*Complete the following*:
#1 Answer from the article on Jessica Waite's memoir:
(a) In what year did Sean die?
(b) What is the title of Waite's memoir?
(c) How long were Waite and Sean married?
#2 Continue the article on Jessica Waite's memoir after its final paragraph.

*Extract to read*:
-------
A Canadian widow ate her late husband’s cremated remains after discovering his double life filled with affairs and high-end escorts. Mom and essayist Jessica Waite opens up about eating her spouse’s ashes while processing the loss and lies of husband Sean, who died in 2015 on a business trip in Texas, in her new memoir.
A Widow’s Guide to Dead Bastards describes how Waite became “detached from reality,” unable to cope with her husband of 17 years’ secret life and affairs. Angry at her spouse’s betrayal, she first mixes Sean’s ashes into dog feces, writing “I’ve desecrated the remains of my partner in life.”
“But then, in despair and guilt, took more of his ashes — and actually ate them,” she admits. “The remains feel dry against my fingertips, coarser than baking powder, grainier than salt. They mix with the teary water, a mineral mud on the back of my tongue. I swallow.”
Waite learned the sordid details of his husband’s betrayal as she searched for the phone number of the Houston hospital holding his corpse, but instead found his browser history.
While typing “Houston” into the browser on her husband’s iPad, the search bar auto-auto-filled “Houston escorts,” the widow recalled, eventually stumbling upon searches for specific escorts, their prices, and locations.
-------
*Records supplied*:

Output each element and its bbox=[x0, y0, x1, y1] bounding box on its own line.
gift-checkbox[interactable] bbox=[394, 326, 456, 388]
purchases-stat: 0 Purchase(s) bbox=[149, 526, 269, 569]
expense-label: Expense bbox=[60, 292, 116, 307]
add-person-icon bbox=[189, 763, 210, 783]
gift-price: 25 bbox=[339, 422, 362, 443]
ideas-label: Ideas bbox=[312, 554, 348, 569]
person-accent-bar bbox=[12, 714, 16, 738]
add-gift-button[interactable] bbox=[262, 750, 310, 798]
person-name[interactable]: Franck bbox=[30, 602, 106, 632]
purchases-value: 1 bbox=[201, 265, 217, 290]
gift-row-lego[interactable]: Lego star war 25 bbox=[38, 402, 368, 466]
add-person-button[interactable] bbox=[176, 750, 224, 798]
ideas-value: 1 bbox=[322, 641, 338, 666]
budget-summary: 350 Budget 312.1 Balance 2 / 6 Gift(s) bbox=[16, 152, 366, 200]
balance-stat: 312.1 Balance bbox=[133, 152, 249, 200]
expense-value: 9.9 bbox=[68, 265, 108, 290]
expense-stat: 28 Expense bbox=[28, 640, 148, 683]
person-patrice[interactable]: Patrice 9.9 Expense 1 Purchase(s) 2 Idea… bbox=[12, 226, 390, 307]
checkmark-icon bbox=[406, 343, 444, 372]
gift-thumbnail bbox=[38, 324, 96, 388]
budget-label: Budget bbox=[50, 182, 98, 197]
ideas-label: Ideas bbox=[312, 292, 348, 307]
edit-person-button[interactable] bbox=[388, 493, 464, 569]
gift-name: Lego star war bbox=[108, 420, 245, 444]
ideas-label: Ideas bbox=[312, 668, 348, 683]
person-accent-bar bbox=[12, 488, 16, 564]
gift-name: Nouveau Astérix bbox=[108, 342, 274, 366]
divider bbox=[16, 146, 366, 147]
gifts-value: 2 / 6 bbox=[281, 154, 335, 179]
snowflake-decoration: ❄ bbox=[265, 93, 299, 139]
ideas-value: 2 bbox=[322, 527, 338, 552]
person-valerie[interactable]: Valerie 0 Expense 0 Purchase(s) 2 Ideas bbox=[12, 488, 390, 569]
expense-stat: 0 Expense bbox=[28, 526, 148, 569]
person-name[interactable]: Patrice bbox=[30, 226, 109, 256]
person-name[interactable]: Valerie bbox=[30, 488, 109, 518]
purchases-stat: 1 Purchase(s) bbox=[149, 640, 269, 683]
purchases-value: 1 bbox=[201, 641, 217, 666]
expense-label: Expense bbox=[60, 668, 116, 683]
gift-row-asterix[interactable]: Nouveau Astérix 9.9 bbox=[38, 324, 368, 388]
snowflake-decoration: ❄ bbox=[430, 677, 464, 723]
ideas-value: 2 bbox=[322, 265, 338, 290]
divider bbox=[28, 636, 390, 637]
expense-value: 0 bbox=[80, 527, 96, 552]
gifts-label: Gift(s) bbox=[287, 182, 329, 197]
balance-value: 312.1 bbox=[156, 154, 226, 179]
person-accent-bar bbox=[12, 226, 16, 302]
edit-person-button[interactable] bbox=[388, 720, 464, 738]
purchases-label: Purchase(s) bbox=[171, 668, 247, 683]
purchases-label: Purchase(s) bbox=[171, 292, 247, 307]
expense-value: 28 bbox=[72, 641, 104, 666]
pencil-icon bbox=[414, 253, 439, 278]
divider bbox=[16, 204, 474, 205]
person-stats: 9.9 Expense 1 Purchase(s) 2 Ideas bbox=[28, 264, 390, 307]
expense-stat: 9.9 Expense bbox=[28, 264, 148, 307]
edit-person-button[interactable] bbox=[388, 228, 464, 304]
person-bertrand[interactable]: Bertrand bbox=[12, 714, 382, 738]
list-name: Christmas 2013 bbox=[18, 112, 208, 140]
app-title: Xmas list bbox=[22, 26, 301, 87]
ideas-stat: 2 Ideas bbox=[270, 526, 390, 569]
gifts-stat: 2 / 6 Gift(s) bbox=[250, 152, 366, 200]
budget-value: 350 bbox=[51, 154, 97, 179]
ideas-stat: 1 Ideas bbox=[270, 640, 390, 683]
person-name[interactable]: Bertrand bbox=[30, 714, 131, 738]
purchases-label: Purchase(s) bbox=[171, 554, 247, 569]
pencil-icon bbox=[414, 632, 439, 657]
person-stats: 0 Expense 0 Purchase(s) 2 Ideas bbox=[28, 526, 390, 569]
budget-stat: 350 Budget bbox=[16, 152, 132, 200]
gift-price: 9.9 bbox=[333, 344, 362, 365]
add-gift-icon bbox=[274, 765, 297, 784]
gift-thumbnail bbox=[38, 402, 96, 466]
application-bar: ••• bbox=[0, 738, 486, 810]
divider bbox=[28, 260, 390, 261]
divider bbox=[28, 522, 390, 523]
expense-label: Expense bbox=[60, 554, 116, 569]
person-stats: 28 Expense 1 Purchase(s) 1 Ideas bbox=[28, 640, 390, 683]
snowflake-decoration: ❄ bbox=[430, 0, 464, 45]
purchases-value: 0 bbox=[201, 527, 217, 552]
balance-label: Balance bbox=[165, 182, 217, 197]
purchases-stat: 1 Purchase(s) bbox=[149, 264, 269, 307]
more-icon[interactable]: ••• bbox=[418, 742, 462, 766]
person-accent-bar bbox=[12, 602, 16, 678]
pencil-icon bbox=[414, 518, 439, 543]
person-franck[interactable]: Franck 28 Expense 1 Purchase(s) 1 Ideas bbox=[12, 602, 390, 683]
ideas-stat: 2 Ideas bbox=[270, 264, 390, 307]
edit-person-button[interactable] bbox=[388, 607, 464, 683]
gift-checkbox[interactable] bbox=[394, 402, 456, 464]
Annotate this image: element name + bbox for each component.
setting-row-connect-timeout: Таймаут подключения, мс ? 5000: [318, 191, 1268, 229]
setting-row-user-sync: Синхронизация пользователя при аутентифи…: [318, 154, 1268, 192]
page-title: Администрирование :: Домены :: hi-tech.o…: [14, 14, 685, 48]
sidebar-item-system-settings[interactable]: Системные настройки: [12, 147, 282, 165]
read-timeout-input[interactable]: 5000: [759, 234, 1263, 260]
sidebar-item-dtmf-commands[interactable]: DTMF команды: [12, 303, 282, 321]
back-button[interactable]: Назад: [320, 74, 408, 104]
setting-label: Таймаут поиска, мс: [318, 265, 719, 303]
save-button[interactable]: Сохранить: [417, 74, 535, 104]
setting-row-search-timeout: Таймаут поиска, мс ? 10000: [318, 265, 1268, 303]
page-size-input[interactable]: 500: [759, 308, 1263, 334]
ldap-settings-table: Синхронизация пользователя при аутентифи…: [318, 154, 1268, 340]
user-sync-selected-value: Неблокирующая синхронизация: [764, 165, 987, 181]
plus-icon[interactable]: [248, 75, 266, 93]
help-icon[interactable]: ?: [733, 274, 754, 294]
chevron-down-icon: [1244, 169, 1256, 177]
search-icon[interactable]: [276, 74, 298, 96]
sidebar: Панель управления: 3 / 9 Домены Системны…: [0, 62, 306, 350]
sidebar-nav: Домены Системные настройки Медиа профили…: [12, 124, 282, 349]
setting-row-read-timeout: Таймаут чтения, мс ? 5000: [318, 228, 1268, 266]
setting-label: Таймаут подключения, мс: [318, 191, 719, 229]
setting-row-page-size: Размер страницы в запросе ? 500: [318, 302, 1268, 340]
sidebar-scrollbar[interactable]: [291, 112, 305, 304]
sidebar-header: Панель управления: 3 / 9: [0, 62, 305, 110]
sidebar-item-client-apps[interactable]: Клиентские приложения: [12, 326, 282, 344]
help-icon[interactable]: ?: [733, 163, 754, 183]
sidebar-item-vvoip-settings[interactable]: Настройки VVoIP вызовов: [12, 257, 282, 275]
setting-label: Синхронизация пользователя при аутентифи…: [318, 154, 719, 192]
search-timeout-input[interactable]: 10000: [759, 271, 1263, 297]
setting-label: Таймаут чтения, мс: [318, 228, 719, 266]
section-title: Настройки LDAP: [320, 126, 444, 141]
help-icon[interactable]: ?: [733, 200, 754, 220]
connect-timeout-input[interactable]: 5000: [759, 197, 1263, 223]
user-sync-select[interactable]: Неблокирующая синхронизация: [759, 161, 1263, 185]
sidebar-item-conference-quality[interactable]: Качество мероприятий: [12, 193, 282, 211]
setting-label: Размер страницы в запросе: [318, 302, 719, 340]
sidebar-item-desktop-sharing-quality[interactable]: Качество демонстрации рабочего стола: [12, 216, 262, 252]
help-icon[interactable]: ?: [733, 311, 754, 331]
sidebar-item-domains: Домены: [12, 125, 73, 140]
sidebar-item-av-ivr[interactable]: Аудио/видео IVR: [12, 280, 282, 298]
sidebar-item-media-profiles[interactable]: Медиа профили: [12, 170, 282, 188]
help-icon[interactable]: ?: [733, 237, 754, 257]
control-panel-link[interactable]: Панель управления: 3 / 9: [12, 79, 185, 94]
-------
*Your written answers*:
#1
(a) 2015
(b) A Widow's Guide to Dead Bastards
(c) 17 years

#2
Waite, eventually found that Sean regularly hired escorts and cheated on her with several women. Her late husband was renting an apartment in Colorado, where he would have sex with escorts and other women.
The widow’s months long investigation also uncovered that, on nights her husband was allegedly working late, he was actually downloading hundreds of pornographic videos to his personal computer, all of which were sorted into unique desktop folders.
Porn “cannabalized” their relationship. Waite explains: “The world Sean built on the surface—his career, our family, our beautiful home—all of that was matched in size and scope by his subterranean activity.”
Nearly a decade later, Waite says she has found resolve.
“He wasn’t only a liar and a cheater and a betrayer. He was a good son who loved and honored his parents,” she continued. “He was a loving father to Dash. He was respected by his colleagues.”